Extract all data as written.

=== The input ===

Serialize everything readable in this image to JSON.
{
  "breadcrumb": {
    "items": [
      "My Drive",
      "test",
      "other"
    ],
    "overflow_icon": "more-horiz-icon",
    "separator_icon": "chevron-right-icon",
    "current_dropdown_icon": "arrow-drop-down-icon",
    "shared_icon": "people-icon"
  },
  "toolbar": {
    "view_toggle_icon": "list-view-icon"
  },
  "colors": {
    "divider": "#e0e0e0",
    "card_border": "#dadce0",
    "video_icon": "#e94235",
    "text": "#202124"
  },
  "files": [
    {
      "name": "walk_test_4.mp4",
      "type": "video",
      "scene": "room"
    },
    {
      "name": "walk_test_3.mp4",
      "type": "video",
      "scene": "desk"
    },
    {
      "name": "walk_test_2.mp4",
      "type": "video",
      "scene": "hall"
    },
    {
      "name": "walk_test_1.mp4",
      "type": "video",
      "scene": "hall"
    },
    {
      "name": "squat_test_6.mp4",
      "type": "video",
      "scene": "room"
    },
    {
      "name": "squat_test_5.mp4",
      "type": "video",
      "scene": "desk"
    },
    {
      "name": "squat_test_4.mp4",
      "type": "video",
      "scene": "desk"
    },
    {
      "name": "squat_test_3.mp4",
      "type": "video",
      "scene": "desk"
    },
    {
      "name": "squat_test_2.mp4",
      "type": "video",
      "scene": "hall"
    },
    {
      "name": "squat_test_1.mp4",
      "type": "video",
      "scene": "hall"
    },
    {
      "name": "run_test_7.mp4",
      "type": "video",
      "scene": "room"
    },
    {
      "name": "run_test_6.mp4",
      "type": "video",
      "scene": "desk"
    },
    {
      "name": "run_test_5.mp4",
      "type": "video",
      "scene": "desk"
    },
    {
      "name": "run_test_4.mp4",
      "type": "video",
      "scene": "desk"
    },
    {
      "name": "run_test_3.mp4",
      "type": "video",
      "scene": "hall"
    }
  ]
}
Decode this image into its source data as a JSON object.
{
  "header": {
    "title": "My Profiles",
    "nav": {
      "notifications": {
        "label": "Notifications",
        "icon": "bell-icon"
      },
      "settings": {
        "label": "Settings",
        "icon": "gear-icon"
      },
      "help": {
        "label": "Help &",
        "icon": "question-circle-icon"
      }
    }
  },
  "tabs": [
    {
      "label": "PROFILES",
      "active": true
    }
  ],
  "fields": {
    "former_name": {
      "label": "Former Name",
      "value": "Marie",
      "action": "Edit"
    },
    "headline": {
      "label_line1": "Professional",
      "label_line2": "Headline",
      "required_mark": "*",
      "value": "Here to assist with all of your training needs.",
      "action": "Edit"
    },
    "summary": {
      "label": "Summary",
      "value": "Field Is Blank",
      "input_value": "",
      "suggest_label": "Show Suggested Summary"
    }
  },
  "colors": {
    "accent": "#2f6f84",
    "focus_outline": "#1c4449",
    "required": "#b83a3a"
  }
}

===

**Exercise response**
Serialize everything readable in this image to JSON.
{
  "breadcrumb": {
    "items": [
      "My Drive",
      "test",
      "other"
    ],
    "overflow_icon": "more-horiz-icon",
    "separator_icon": "chevron-right-icon",
    "current_dropdown_icon": "arrow-drop-down-icon",
    "shared_icon": "people-icon"
  },
  "toolbar": {
    "view_toggle_icon": "list-view-icon"
  },
  "colors": {
    "divider": "#e0e0e0",
    "card_border": "#dadce0",
    "video_icon": "#e94235",
    "text": "#202124"
  },
  "files": [
    {
      "name": "walk_test_4.mp4",
      "type": "video",
      "scene": "room"
    },
    {
      "name": "walk_test_3.mp4",
      "type": "video",
      "scene": "desk"
    },
    {
      "name": "walk_test_2.mp4",
      "type": "video",
      "scene": "hall"
    },
    {
      "name": "walk_test_1.mp4",
      "type": "video",
      "scene": "hall"
    },
    {
      "name": "squat_test_6.mp4",
      "type": "video",
      "scene": "room"
    },
    {
      "name": "squat_test_5.mp4",
      "type": "video",
      "scene": "desk"
    },
    {
      "name": "squat_test_4.mp4",
      "type": "video",
      "scene": "desk"
    },
    {
      "name": "squat_test_3.mp4",
      "type": "video",
      "scene": "desk"
    },
    {
      "name": "squat_test_2.mp4",
      "type": "video",
      "scene": "hall"
    },
    {
      "name": "squat_test_1.mp4",
      "type": "video",
      "scene": "hall"
    },
    {
      "name": "run_test_7.mp4",
      "type": "video",
      "scene": "room"
    },
    {
      "name": "run_test_6.mp4",
      "type": "video",
      "scene": "desk"
    },
    {
      "name": "run_test_5.mp4",
      "type": "video",
      "scene": "desk"
    },
    {
      "name": "run_test_4.mp4",
      "type": "video",
      "scene": "desk"
    },
    {
      "name": "run_test_3.mp4",
      "type": "video",
      "scene": "hall"
    }
  ]
}
Decode this image into its source data as a JSON object.
{
  "header": {
    "title": "My Profiles",
    "nav": {
      "notifications": {
        "label": "Notifications",
        "icon": "bell-icon"
      },
      "settings": {
        "label": "Settings",
        "icon": "gear-icon"
      },
      "help": {
        "label": "Help &",
        "icon": "question-circle-icon"
      }
    }
  },
  "tabs": [
    {
      "label": "PROFILES",
      "active": true
    }
  ],
  "fields": {
    "former_name": {
      "label": "Former Name",
      "value": "Marie",
      "action": "Edit"
    },
    "headline": {
      "label_line1": "Professional",
      "label_line2": "Headline",
      "required_mark": "*",
      "value": "Here to assist with all of your training needs.",
      "action": "Edit"
    },
    "summary": {
      "label": "Summary",
      "value": "Field Is Blank",
      "input_value": "",
      "suggest_label": "Show Suggested Summary"
    }
  },
  "colors": {
    "accent": "#2f6f84",
    "focus_outline": "#1c4449",
    "required": "#b83a3a"
  }
}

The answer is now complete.